Make an exact copy of the records, dropping all pictures.
# # # # #
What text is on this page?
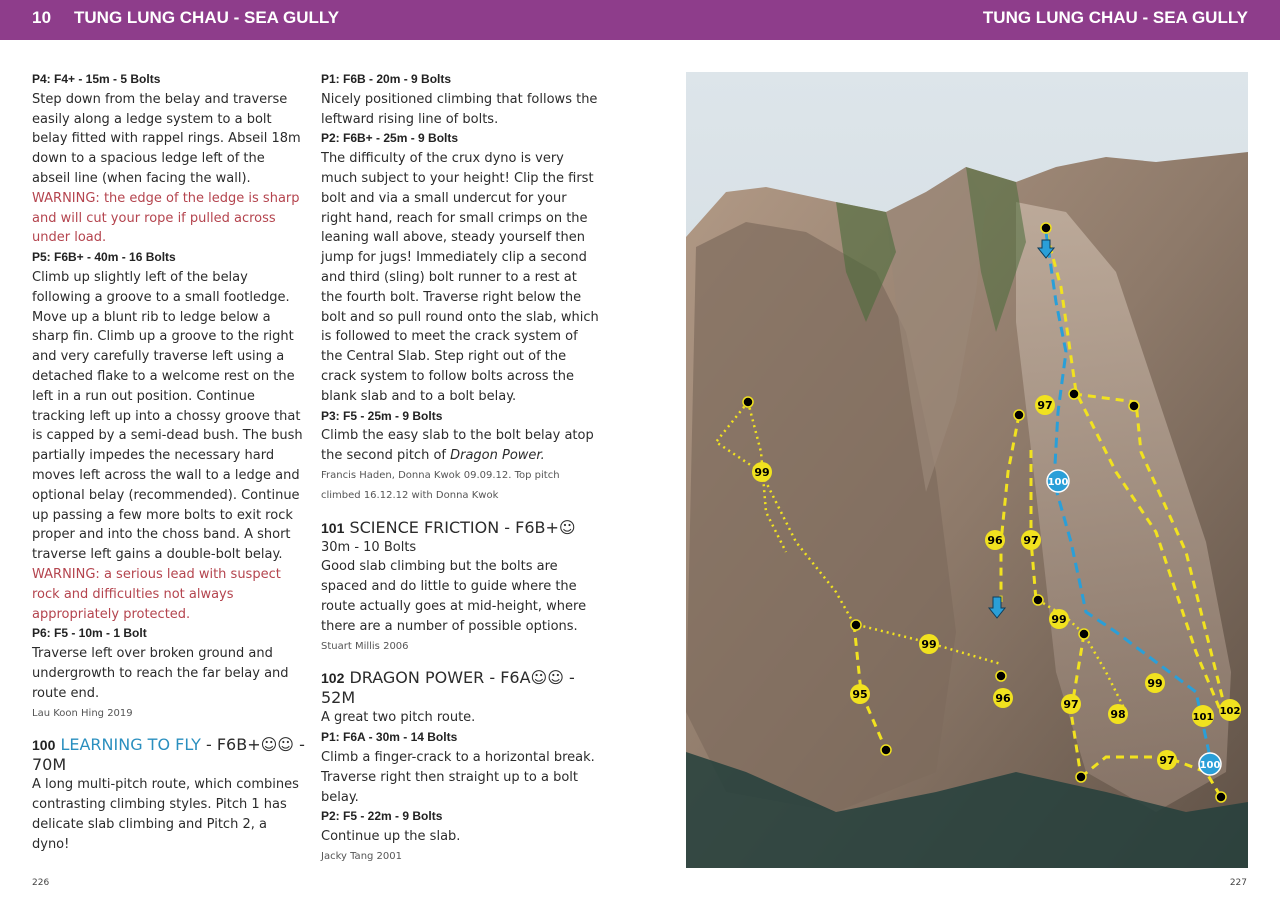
10 TUNG LUNG CHAU - SEA GULLY	TUNG LUNG CHAU - SEA GULLY

P4: F4+ - 15m - 5 Bolts

Step down from the belay and traverse easily along a ledge system to a bolt belay fitted with rappel rings. Abseil 18m down to a spacious ledge left of the abseil line (when facing the wall).

WARNING: the edge of the ledge is sharp and will cut your rope if pulled across under load.

P5: F6B+ - 40m - 16 Bolts

Climb up slightly left of the belay following a groove to a small footledge. Move up a blunt rib to ledge below a sharp fin. Climb up a groove to the right and very carefully traverse left using a detached flake to a welcome rest on the left in a run out position. Continue tracking left up into a chossy groove that is capped by a semi-dead bush. The bush partially impedes the necessary hard moves left across the wall to a ledge and optional belay (recommended). Continue up passing a few more bolts to exit rock proper and into the choss band. A short traverse left gains a double-bolt belay.

WARNING: a serious lead with suspect rock and difficulties not always appropriately protected.

P6: F5 - 10m - 1 Bolt

Traverse left over broken ground and undergrowth to reach the far belay and route end.

Lau Koon Hing 2019

100 LEARNING TO FLY - F6B+☺☺ - 70M

A long multi-pitch route, which combines contrasting climbing styles. Pitch 1 has delicate slab climbing and Pitch 2, a dyno!

P1: F6B - 20m - 9 Bolts

Nicely positioned climbing that follows the leftward rising line of bolts.

P2: F6B+ - 25m - 9 Bolts

The difficulty of the crux dyno is very much subject to your height! Clip the first bolt and via a small undercut for your right hand, reach for small crimps on the leaning wall above, steady yourself then jump for jugs! Immediately clip a second and third (sling) bolt runner to a rest at the fourth bolt. Traverse right below the bolt and so pull round onto the slab, which is followed to meet the crack system of the Central Slab. Step right out of the crack system to follow bolts across the blank slab and to a bolt belay.

P3: F5 - 25m - 9 Bolts

Climb the easy slab to the bolt belay atop the second pitch of Dragon Power.

Francis Haden, Donna Kwok 09.09.12. Top pitch climbed 16.12.12 with Donna Kwok

101 SCIENCE FRICTION - F6B+☺

30m - 10 Bolts

Good slab climbing but the bolts are spaced and do little to guide where the route actually goes at mid-height, where there are a number of possible options.

Stuart Millis 2006

102 DRAGON POWER - F6A☺☺ - 52M

A great two pitch route.

P1: F6A - 30m - 14 Bolts

Climb a finger-crack to a horizontal break. Traverse right then straight up to a bolt belay.

P2: F5 - 22m - 9 Bolts

Continue up the slab.

Jacky Tang 2001

99
97
100
96 97
99
99
95	96	97
98
99
101
102
97 100
226	227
# # # # #
## SOLUTION:
What text is on this page?
10 TUNG LUNG CHAU - SEA GULLY	TUNG LUNG CHAU - SEA GULLY

P4: F4+ - 15m - 5 Bolts

Step down from the belay and traverse easily along a ledge system to a bolt belay fitted with rappel rings. Abseil 18m down to a spacious ledge left of the abseil line (when facing the wall).

WARNING: the edge of the ledge is sharp and will cut your rope if pulled across under load.

P5: F6B+ - 40m - 16 Bolts

Climb up slightly left of the belay following a groove to a small footledge. Move up a blunt rib to ledge below a sharp fin. Climb up a groove to the right and very carefully traverse left using a detached flake to a welcome rest on the left in a run out position. Continue tracking left up into a chossy groove that is capped by a semi-dead bush. The bush partially impedes the necessary hard moves left across the wall to a ledge and optional belay (recommended). Continue up passing a few more bolts to exit rock proper and into the choss band. A short traverse left gains a double-bolt belay.

WARNING: a serious lead with suspect rock and difficulties not always appropriately protected.

P6: F5 - 10m - 1 Bolt

Traverse left over broken ground and undergrowth to reach the far belay and route end.

Lau Koon Hing 2019

100 LEARNING TO FLY - F6B+☺☺ - 70M

A long multi-pitch route, which combines contrasting climbing styles. Pitch 1 has delicate slab climbing and Pitch 2, a dyno!

P1: F6B - 20m - 9 Bolts

Nicely positioned climbing that follows the leftward rising line of bolts.

P2: F6B+ - 25m - 9 Bolts

The difficulty of the crux dyno is very much subject to your height! Clip the first bolt and via a small undercut for your right hand, reach for small crimps on the leaning wall above, steady yourself then jump for jugs! Immediately clip a second and third (sling) bolt runner to a rest at the fourth bolt. Traverse right below the bolt and so pull round onto the slab, which is followed to meet the crack system of the Central Slab. Step right out of the crack system to follow bolts across the blank slab and to a bolt belay.

P3: F5 - 25m - 9 Bolts

Climb the easy slab to the bolt belay atop the second pitch of Dragon Power.

Francis Haden, Donna Kwok 09.09.12. Top pitch climbed 16.12.12 with Donna Kwok

101 SCIENCE FRICTION - F6B+☺

30m - 10 Bolts

Good slab climbing but the bolts are spaced and do little to guide where the route actually goes at mid-height, where there are a number of possible options.

Stuart Millis 2006

102 DRAGON POWER - F6A☺☺ - 52M

A great two pitch route.

P1: F6A - 30m - 14 Bolts

Climb a finger-crack to a horizontal break. Traverse right then straight up to a bolt belay.

P2: F5 - 22m - 9 Bolts

Continue up the slab.

Jacky Tang 2001

99
97
100
96 97
99
99
95	96	97
98
99
101
102
97 100
226	227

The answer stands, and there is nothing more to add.